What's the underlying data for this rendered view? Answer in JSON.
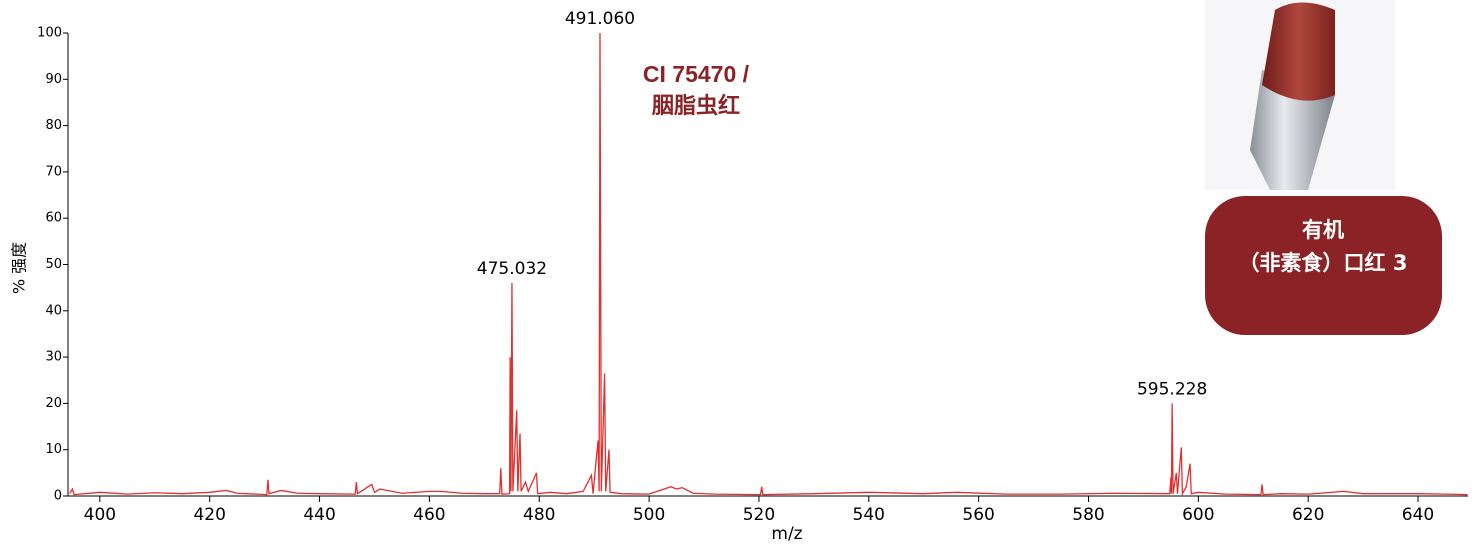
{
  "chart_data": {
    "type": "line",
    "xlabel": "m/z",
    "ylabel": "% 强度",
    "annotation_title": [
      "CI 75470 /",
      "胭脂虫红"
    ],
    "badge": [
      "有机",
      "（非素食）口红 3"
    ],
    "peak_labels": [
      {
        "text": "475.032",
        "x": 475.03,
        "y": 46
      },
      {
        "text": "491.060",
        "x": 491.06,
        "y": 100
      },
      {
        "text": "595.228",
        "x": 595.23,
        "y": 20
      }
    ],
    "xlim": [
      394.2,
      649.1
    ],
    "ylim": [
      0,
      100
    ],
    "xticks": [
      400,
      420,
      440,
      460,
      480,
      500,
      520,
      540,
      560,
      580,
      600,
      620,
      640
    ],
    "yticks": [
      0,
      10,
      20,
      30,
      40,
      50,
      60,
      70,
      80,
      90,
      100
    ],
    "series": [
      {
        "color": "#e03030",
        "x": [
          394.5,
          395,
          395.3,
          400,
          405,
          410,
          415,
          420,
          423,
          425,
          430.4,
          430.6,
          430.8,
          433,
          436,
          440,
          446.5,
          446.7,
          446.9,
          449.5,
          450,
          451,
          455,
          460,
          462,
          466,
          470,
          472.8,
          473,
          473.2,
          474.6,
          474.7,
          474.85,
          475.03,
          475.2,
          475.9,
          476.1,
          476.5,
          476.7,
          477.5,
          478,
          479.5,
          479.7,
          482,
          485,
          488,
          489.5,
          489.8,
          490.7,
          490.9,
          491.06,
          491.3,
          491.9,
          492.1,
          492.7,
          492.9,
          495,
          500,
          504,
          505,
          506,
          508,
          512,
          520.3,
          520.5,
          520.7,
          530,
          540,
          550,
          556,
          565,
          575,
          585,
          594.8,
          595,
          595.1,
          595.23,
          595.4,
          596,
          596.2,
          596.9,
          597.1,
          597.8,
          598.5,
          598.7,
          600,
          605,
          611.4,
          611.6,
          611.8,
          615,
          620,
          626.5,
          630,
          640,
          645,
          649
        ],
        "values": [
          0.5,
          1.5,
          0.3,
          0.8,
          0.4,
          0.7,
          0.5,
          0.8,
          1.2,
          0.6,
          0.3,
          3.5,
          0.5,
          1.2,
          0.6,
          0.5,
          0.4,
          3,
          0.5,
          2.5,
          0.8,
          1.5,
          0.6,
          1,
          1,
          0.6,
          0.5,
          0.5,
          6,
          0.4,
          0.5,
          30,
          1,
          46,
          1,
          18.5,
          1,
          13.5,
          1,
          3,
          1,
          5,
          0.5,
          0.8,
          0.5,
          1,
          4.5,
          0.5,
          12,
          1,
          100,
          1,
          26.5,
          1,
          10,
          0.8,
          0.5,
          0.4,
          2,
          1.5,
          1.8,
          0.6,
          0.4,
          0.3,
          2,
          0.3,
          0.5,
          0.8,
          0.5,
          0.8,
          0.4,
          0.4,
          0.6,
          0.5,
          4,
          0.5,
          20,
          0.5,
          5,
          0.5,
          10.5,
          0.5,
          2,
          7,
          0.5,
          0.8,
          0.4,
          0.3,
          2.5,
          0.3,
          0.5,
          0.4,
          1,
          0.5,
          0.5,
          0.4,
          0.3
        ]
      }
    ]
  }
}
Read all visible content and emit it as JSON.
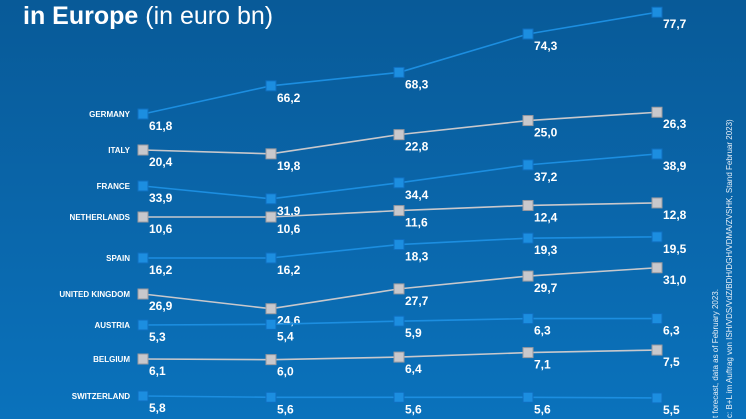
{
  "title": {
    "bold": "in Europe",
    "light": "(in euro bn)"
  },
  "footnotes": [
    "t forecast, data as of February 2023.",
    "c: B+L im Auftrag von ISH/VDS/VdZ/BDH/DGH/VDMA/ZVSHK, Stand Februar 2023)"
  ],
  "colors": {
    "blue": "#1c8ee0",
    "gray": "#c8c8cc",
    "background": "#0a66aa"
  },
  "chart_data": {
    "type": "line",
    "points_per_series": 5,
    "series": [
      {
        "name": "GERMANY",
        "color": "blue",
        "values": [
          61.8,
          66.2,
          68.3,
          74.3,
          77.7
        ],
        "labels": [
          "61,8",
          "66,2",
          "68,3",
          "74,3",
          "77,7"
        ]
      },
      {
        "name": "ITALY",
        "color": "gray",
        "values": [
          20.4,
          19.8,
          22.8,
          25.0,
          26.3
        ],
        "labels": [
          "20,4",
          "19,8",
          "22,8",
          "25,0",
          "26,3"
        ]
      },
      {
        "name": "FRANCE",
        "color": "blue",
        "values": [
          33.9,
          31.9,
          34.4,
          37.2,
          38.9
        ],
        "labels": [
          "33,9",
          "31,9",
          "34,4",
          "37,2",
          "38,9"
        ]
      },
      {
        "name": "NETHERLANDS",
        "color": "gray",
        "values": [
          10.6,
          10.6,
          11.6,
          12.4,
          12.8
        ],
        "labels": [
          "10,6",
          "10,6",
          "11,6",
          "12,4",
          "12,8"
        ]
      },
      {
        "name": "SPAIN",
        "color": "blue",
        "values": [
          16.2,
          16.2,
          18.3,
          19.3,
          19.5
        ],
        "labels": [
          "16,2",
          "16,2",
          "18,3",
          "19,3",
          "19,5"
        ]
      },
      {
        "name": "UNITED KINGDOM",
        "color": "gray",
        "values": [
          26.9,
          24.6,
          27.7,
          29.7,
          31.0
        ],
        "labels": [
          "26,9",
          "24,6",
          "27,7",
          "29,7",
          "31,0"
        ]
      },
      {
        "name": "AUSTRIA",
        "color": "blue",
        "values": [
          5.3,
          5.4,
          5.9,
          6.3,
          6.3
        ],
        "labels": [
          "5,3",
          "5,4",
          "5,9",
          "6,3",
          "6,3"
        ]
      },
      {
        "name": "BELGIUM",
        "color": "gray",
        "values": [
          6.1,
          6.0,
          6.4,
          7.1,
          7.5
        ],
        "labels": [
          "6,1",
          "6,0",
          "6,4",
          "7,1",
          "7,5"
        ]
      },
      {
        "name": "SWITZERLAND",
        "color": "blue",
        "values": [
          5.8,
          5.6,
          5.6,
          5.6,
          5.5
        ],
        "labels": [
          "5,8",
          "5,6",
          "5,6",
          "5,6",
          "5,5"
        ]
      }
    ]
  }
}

YOUR INSTRUCTIONS. Retype the listing exactly. Pictures do not belong in the copy.

EXERCISE RESULT.
What's the underlying data for this rendered view? Answer in JSON.
{
  "chart_data": {
    "type": "line",
    "xlabel": "m/z",
    "ylabel": "% 强度",
    "annotation_title": [
      "CI 75470 /",
      "胭脂虫红"
    ],
    "badge": [
      "有机",
      "（非素食）口红 3"
    ],
    "peak_labels": [
      {
        "text": "475.032",
        "x": 475.03,
        "y": 46
      },
      {
        "text": "491.060",
        "x": 491.06,
        "y": 100
      },
      {
        "text": "595.228",
        "x": 595.23,
        "y": 20
      }
    ],
    "xlim": [
      394.2,
      649.1
    ],
    "ylim": [
      0,
      100
    ],
    "xticks": [
      400,
      420,
      440,
      460,
      480,
      500,
      520,
      540,
      560,
      580,
      600,
      620,
      640
    ],
    "yticks": [
      0,
      10,
      20,
      30,
      40,
      50,
      60,
      70,
      80,
      90,
      100
    ],
    "series": [
      {
        "color": "#e03030",
        "x": [
          394.5,
          395,
          395.3,
          400,
          405,
          410,
          415,
          420,
          423,
          425,
          430.4,
          430.6,
          430.8,
          433,
          436,
          440,
          446.5,
          446.7,
          446.9,
          449.5,
          450,
          451,
          455,
          460,
          462,
          466,
          470,
          472.8,
          473,
          473.2,
          474.6,
          474.7,
          474.85,
          475.03,
          475.2,
          475.9,
          476.1,
          476.5,
          476.7,
          477.5,
          478,
          479.5,
          479.7,
          482,
          485,
          488,
          489.5,
          489.8,
          490.7,
          490.9,
          491.06,
          491.3,
          491.9,
          492.1,
          492.7,
          492.9,
          495,
          500,
          504,
          505,
          506,
          508,
          512,
          520.3,
          520.5,
          520.7,
          530,
          540,
          550,
          556,
          565,
          575,
          585,
          594.8,
          595,
          595.1,
          595.23,
          595.4,
          596,
          596.2,
          596.9,
          597.1,
          597.8,
          598.5,
          598.7,
          600,
          605,
          611.4,
          611.6,
          611.8,
          615,
          620,
          626.5,
          630,
          640,
          645,
          649
        ],
        "values": [
          0.5,
          1.5,
          0.3,
          0.8,
          0.4,
          0.7,
          0.5,
          0.8,
          1.2,
          0.6,
          0.3,
          3.5,
          0.5,
          1.2,
          0.6,
          0.5,
          0.4,
          3,
          0.5,
          2.5,
          0.8,
          1.5,
          0.6,
          1,
          1,
          0.6,
          0.5,
          0.5,
          6,
          0.4,
          0.5,
          30,
          1,
          46,
          1,
          18.5,
          1,
          13.5,
          1,
          3,
          1,
          5,
          0.5,
          0.8,
          0.5,
          1,
          4.5,
          0.5,
          12,
          1,
          100,
          1,
          26.5,
          1,
          10,
          0.8,
          0.5,
          0.4,
          2,
          1.5,
          1.8,
          0.6,
          0.4,
          0.3,
          2,
          0.3,
          0.5,
          0.8,
          0.5,
          0.8,
          0.4,
          0.4,
          0.6,
          0.5,
          4,
          0.5,
          20,
          0.5,
          5,
          0.5,
          10.5,
          0.5,
          2,
          7,
          0.5,
          0.8,
          0.4,
          0.3,
          2.5,
          0.3,
          0.5,
          0.4,
          1,
          0.5,
          0.5,
          0.4,
          0.3
        ]
      }
    ]
  }
}
Read all visible content and emit it as JSON.
{
  "title": {
    "bold": "in Europe",
    "light": "(in euro bn)"
  },
  "footnotes": [
    "t forecast, data as of February 2023.",
    "c: B+L im Auftrag von ISH/VDS/VdZ/BDH/DGH/VDMA/ZVSHK, Stand Februar 2023)"
  ],
  "colors": {
    "blue": "#1c8ee0",
    "gray": "#c8c8cc",
    "background": "#0a66aa"
  },
  "chart_data": {
    "type": "line",
    "points_per_series": 5,
    "series": [
      {
        "name": "GERMANY",
        "color": "blue",
        "values": [
          61.8,
          66.2,
          68.3,
          74.3,
          77.7
        ],
        "labels": [
          "61,8",
          "66,2",
          "68,3",
          "74,3",
          "77,7"
        ]
      },
      {
        "name": "ITALY",
        "color": "gray",
        "values": [
          20.4,
          19.8,
          22.8,
          25.0,
          26.3
        ],
        "labels": [
          "20,4",
          "19,8",
          "22,8",
          "25,0",
          "26,3"
        ]
      },
      {
        "name": "FRANCE",
        "color": "blue",
        "values": [
          33.9,
          31.9,
          34.4,
          37.2,
          38.9
        ],
        "labels": [
          "33,9",
          "31,9",
          "34,4",
          "37,2",
          "38,9"
        ]
      },
      {
        "name": "NETHERLANDS",
        "color": "gray",
        "values": [
          10.6,
          10.6,
          11.6,
          12.4,
          12.8
        ],
        "labels": [
          "10,6",
          "10,6",
          "11,6",
          "12,4",
          "12,8"
        ]
      },
      {
        "name": "SPAIN",
        "color": "blue",
        "values": [
          16.2,
          16.2,
          18.3,
          19.3,
          19.5
        ],
        "labels": [
          "16,2",
          "16,2",
          "18,3",
          "19,3",
          "19,5"
        ]
      },
      {
        "name": "UNITED KINGDOM",
        "color": "gray",
        "values": [
          26.9,
          24.6,
          27.7,
          29.7,
          31.0
        ],
        "labels": [
          "26,9",
          "24,6",
          "27,7",
          "29,7",
          "31,0"
        ]
      },
      {
        "name": "AUSTRIA",
        "color": "blue",
        "values": [
          5.3,
          5.4,
          5.9,
          6.3,
          6.3
        ],
        "labels": [
          "5,3",
          "5,4",
          "5,9",
          "6,3",
          "6,3"
        ]
      },
      {
        "name": "BELGIUM",
        "color": "gray",
        "values": [
          6.1,
          6.0,
          6.4,
          7.1,
          7.5
        ],
        "labels": [
          "6,1",
          "6,0",
          "6,4",
          "7,1",
          "7,5"
        ]
      },
      {
        "name": "SWITZERLAND",
        "color": "blue",
        "values": [
          5.8,
          5.6,
          5.6,
          5.6,
          5.5
        ],
        "labels": [
          "5,8",
          "5,6",
          "5,6",
          "5,6",
          "5,5"
        ]
      }
    ]
  }
}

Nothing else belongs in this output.